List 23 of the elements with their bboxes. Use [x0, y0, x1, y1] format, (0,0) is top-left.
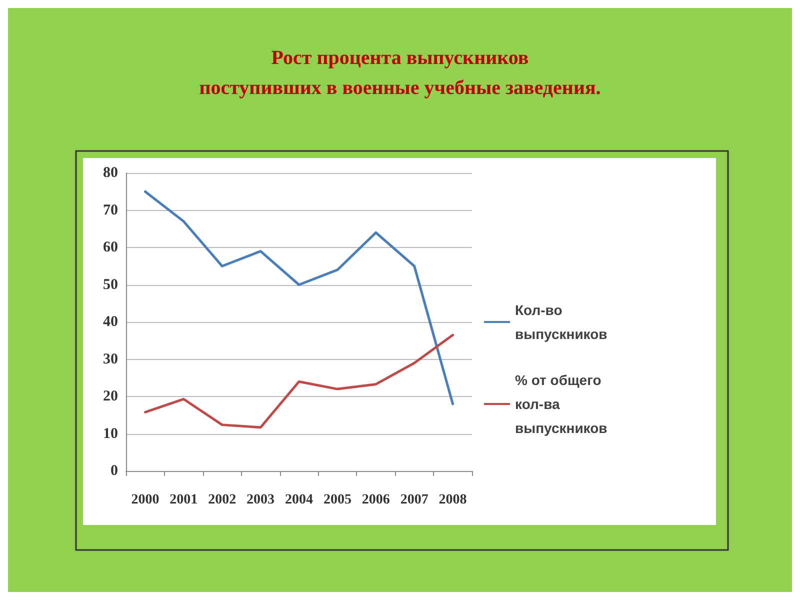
y-tick-label: 70: [103, 202, 118, 218]
y-tick-label: 60: [103, 240, 118, 256]
line-series: [144, 334, 454, 429]
x-tick-label: 2001: [170, 492, 198, 508]
y-tick-label: 10: [103, 426, 118, 442]
x-tick-label: 2003: [246, 492, 275, 508]
x-tick-label: 2006: [362, 492, 390, 508]
x-tick-label: 2002: [208, 492, 236, 508]
y-tick-label: 40: [103, 314, 118, 330]
x-tick-label: 2005: [323, 492, 352, 508]
legend-label: Кол-во выпускников: [515, 302, 608, 342]
x-tick-label: 2007: [400, 492, 428, 508]
x-tick-label: 2004: [285, 492, 313, 508]
chart-title: Рост процента выпускников поступивших в военные учебные заведения.: [199, 47, 601, 99]
x-tick-label: 2008: [438, 492, 467, 508]
x-tick-label: 2000: [131, 492, 160, 508]
legend-label: % от общего кол-ва выпускников: [515, 372, 608, 436]
y-tick-label: 20: [103, 388, 118, 404]
y-tick-label: 0: [110, 463, 118, 479]
y-tick-label: 30: [103, 351, 118, 368]
y-tick-label: 80: [103, 165, 118, 181]
line-series: [144, 190, 454, 406]
y-tick-label: 50: [103, 276, 118, 293]
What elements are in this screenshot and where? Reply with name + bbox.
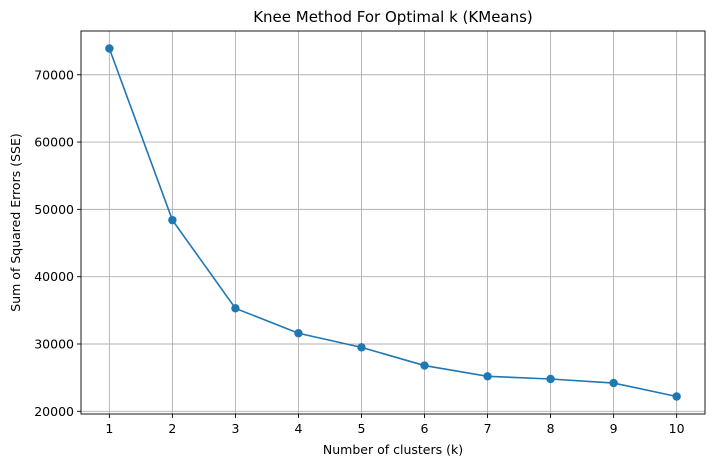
x-tick-label: 6	[421, 421, 429, 436]
sse-data-point	[168, 215, 177, 225]
x-tick-label: 8	[547, 421, 555, 436]
y-tick-label: 20000	[34, 404, 74, 419]
x-tick-label: 10	[669, 421, 685, 436]
y-tick-label: 50000	[34, 202, 74, 217]
sse-data-point	[420, 361, 429, 370]
sse-series-line	[108, 48, 677, 398]
sse-data-point	[357, 343, 366, 352]
x-tick-label: 3	[231, 421, 239, 436]
y-tick-label: 70000	[34, 67, 74, 82]
plot-frame	[80, 30, 706, 415]
x-tick-label: 4	[294, 421, 302, 436]
series	[105, 44, 681, 401]
y-tick-label: 60000	[34, 135, 74, 150]
x-tick-label: 9	[610, 421, 618, 436]
x-tick-label: 7	[484, 421, 492, 436]
sse-data-point	[546, 374, 555, 384]
x-tick-label: 2	[168, 421, 176, 436]
x-axis-label: Number of clusters (k)	[323, 442, 463, 457]
sse-data-point	[609, 378, 618, 388]
sse-data-point	[231, 304, 240, 313]
grid-lines	[81, 31, 705, 414]
x-tick-label: 1	[105, 421, 113, 436]
y-axis-label: Sum of Squared Errors (SSE)	[8, 133, 23, 311]
y-ticks: 20000 30000 40000 50000 60000 70000	[34, 67, 81, 419]
x-ticks: 1 2 3 4 5 6 7 8 9 10	[105, 414, 685, 436]
sse-data-point	[294, 329, 303, 338]
y-tick-label: 40000	[34, 269, 74, 284]
y-tick-label: 30000	[34, 336, 74, 351]
sse-data-point	[105, 44, 114, 53]
sse-data-point	[672, 392, 681, 401]
x-tick-label: 5	[358, 421, 366, 436]
chart-title: Knee Method For Optimal k (KMeans)	[253, 8, 533, 26]
axes	[80, 30, 706, 415]
sse-data-point	[483, 372, 492, 381]
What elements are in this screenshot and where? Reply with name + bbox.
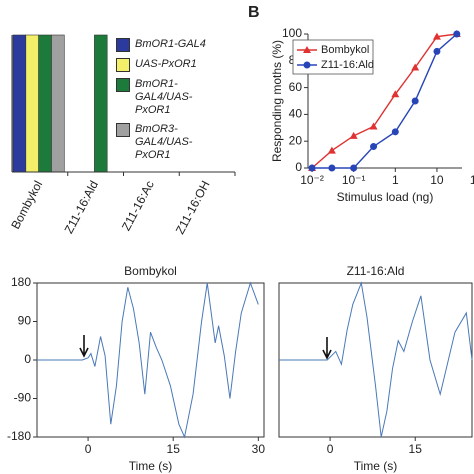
x-tick-label: 10² [470, 173, 474, 187]
legend-label: BmOR1-GAL4/UAS-PxOR1 [135, 78, 193, 116]
stimulus-arrow [79, 335, 89, 358]
chart-title: Z11-16:Ald [347, 264, 405, 278]
y-tick-label: 90 [18, 314, 32, 328]
series-line [37, 281, 259, 439]
y-tick-label: 60 [289, 80, 303, 94]
marker [411, 97, 419, 105]
x-tick-label: 10⁻¹ [342, 173, 366, 187]
x-tick-label: 30 [252, 442, 266, 456]
legend-entry: BmOR3-GAL4/UAS-PxOR1 [116, 123, 241, 162]
x-tick-label: 1 [392, 173, 399, 187]
bar [12, 34, 27, 173]
legend-label: Z11-16:Ald [321, 59, 374, 71]
x-axis-label: Time (s) [129, 459, 173, 473]
chart-title: Bombykol [124, 264, 177, 278]
marker [391, 128, 399, 136]
marker [308, 164, 316, 172]
marker [432, 32, 441, 40]
x-tick-label: Z11-16:OH [173, 178, 213, 236]
y-axis-label: Responding moths (%) [270, 40, 284, 162]
bar [51, 34, 65, 173]
marker [369, 122, 378, 130]
panel-label: B [248, 4, 260, 21]
y-tick-label: 20 [289, 133, 303, 147]
y-tick-label: 40 [289, 107, 303, 121]
marker [350, 164, 358, 172]
legend-label: BmOR3-GAL4/UAS-PxOR1 [135, 123, 193, 161]
series-line [312, 33, 458, 169]
legend-swatch [116, 58, 130, 72]
legend-entry: BmOR1-GAL4/UAS-PxOR1 [116, 78, 241, 117]
x-tick-label: Z11-16:Ald [62, 178, 102, 236]
legend-marker [303, 61, 311, 69]
marker [433, 47, 441, 55]
marker [328, 164, 336, 172]
bar [94, 34, 108, 173]
marker [349, 131, 358, 139]
legend-entry: UAS-PxOR1 [116, 58, 241, 72]
stimulus-arrow [322, 337, 332, 360]
x-tick-label: 0 [85, 442, 92, 456]
bar [38, 34, 52, 173]
y-tick-label: 0 [24, 352, 31, 366]
legend-label: UAS-PxOR1 [135, 58, 197, 70]
marker [327, 146, 336, 154]
legend-box: BmOR1-GAL4 UAS-PxOR1 BmOR1-GAL4/UAS-PxOR1 B… [116, 38, 241, 162]
y-tick-label: -180 [7, 429, 31, 443]
bar [25, 34, 39, 173]
x-tick-label: Z11-16:Ac [119, 178, 157, 233]
y-tick-label: 100 [282, 26, 302, 40]
legend-marker [303, 46, 311, 53]
legend-entry: BmOR1-GAL4 [116, 38, 241, 52]
legend: BmOR1-GAL4 UAS-PxOR1 BmOR1-GAL4/UAS-PxOR1 B… [116, 38, 241, 162]
x-tick-label: Bombykol [8, 178, 45, 231]
series-line [311, 33, 457, 169]
x-tick-label: 10⁻² [300, 173, 324, 187]
y-tick-label: -90 [14, 391, 32, 405]
x-tick-label: 10 [430, 173, 444, 187]
marker [391, 90, 400, 98]
legend-label: Bombykol [321, 44, 369, 56]
legend-label: BmOR1-GAL4 [135, 38, 206, 50]
y-tick-label: 180 [11, 275, 31, 289]
marker [411, 63, 420, 71]
series-line [279, 281, 473, 438]
legend-swatch [116, 123, 130, 137]
x-tick-label: 15 [409, 442, 423, 456]
x-axis-label: Time (s) [354, 459, 398, 473]
x-tick-label: 15 [167, 442, 181, 456]
x-axis-label: Stimulus load (ng) [337, 190, 434, 204]
x-tick-label: 0 [327, 442, 334, 456]
y-tick-label: 0 [295, 160, 302, 174]
marker [453, 30, 461, 38]
legend-swatch [116, 78, 130, 92]
legend-swatch [116, 38, 130, 52]
marker [370, 143, 378, 151]
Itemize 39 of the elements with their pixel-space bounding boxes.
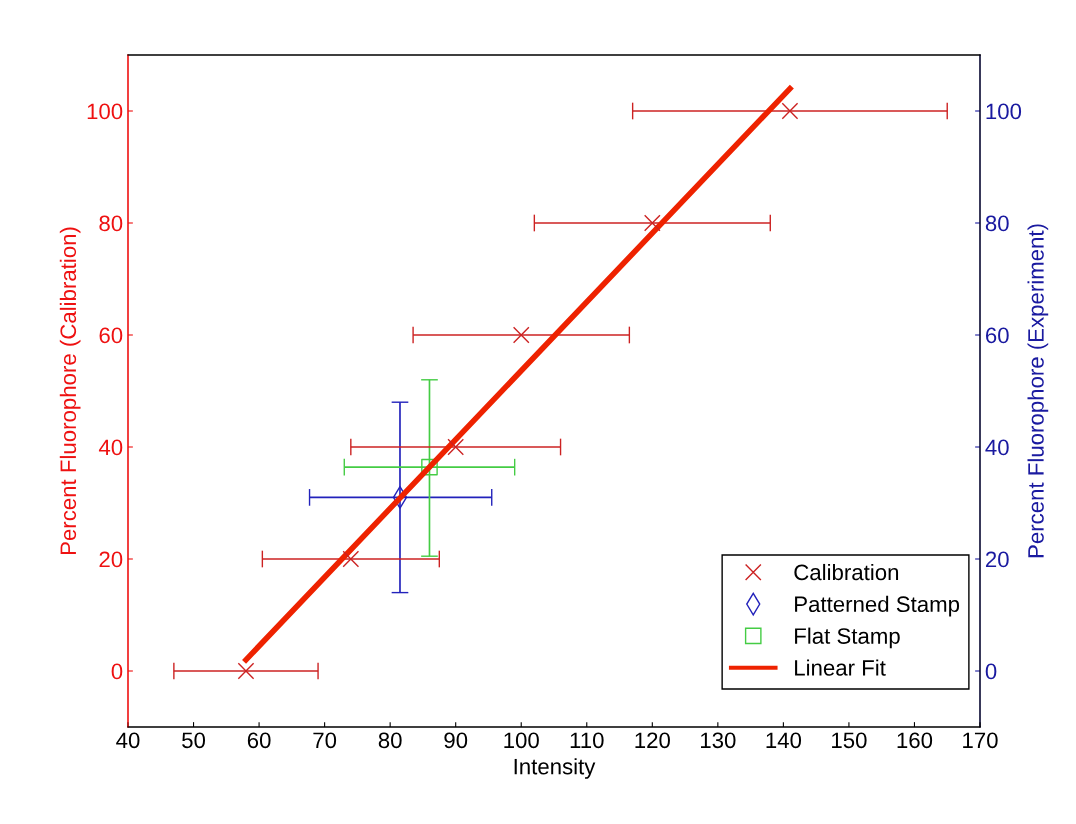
x-tick-label: 110 <box>570 732 604 749</box>
x-tick-label: 70 <box>313 732 337 749</box>
x-tick-label: 40 <box>116 732 140 749</box>
y-axis-title: Percent Fluorophore (Calibration) <box>59 227 81 555</box>
x-tick-label: 150 <box>832 732 867 749</box>
point <box>237 662 255 680</box>
x-tick-label: 60 <box>247 732 271 749</box>
y-tick-label: 100 <box>87 103 123 120</box>
x-axis-title: Intensity <box>514 758 596 779</box>
x-tick-label: 90 <box>444 732 468 749</box>
y2-tick-label: 100 <box>986 103 1022 120</box>
point <box>512 326 530 344</box>
x-tick-label: 170 <box>963 732 998 749</box>
x-tick-label: 140 <box>766 732 802 749</box>
y2-tick-label: 20 <box>985 551 1009 568</box>
x-tick-label: 160 <box>897 732 933 749</box>
x-tick-label: 80 <box>378 732 402 749</box>
x-tick-label: 50 <box>182 732 206 749</box>
y-tick-label: 60 <box>99 327 123 344</box>
legend-label: Flat Stamp <box>795 627 900 649</box>
point <box>643 214 661 232</box>
y-tick-label: 0 <box>111 663 123 680</box>
point <box>342 550 360 568</box>
y2-axis-title: Percent Fluorophore (Experiment) <box>1027 224 1049 558</box>
point <box>447 438 465 456</box>
legend-label: Linear Fit <box>795 659 886 676</box>
x-tick-label: 130 <box>701 732 736 749</box>
y-tick-label: 20 <box>99 551 123 568</box>
y2-tick-label: 60 <box>985 327 1009 344</box>
x-tick-label: 100 <box>504 732 539 749</box>
legend-label: Patterned Stamp <box>795 595 960 617</box>
legend-label: Calibration <box>794 563 899 581</box>
x-tick-label: 120 <box>635 732 670 749</box>
y2-tick-label: 80 <box>985 215 1009 232</box>
y-tick-label: 80 <box>99 215 123 232</box>
y-tick-label: 40 <box>98 439 123 456</box>
y2-tick-label: 0 <box>985 663 997 680</box>
point <box>781 102 799 120</box>
y2-tick-label: 40 <box>985 439 1009 456</box>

******

| WHAT THIS TASK INVOLVES |
Copy the rows from the line with "y-tick-label: 70: [103, 202, 118, 218]" to the line with "y-tick-label: 30: [103, 351, 118, 368]" exactly as they appear, keeping both of those lines.

| OUTPUT BELOW |
y-tick-label: 70: [103, 202, 118, 218]
y-tick-label: 60: [103, 240, 118, 256]
line-series: [144, 334, 454, 429]
x-tick-label: 2001: [170, 492, 198, 508]
y-tick-label: 10: [103, 426, 118, 442]
x-tick-label: 2003: [246, 492, 275, 508]
x-tick-label: 2006: [362, 492, 390, 508]
x-tick-label: 2002: [208, 492, 236, 508]
y-tick-label: 40: [103, 314, 118, 330]
x-tick-label: 2005: [323, 492, 352, 508]
legend-label: Кол-во выпускников: [515, 302, 608, 342]
x-tick-label: 2007: [400, 492, 428, 508]
x-tick-label: 2004: [285, 492, 313, 508]
chart-title: Рост процента выпускников поступивших в военные учебные заведения.: [199, 47, 601, 99]
x-tick-label: 2008: [438, 492, 467, 508]
x-tick-label: 2000: [131, 492, 160, 508]
legend-label: % от общего кол-ва выпускников: [515, 372, 608, 436]
y-tick-label: 20: [103, 388, 118, 404]
y-tick-label: 0: [110, 463, 118, 479]
y-tick-label: 30: [103, 351, 118, 368]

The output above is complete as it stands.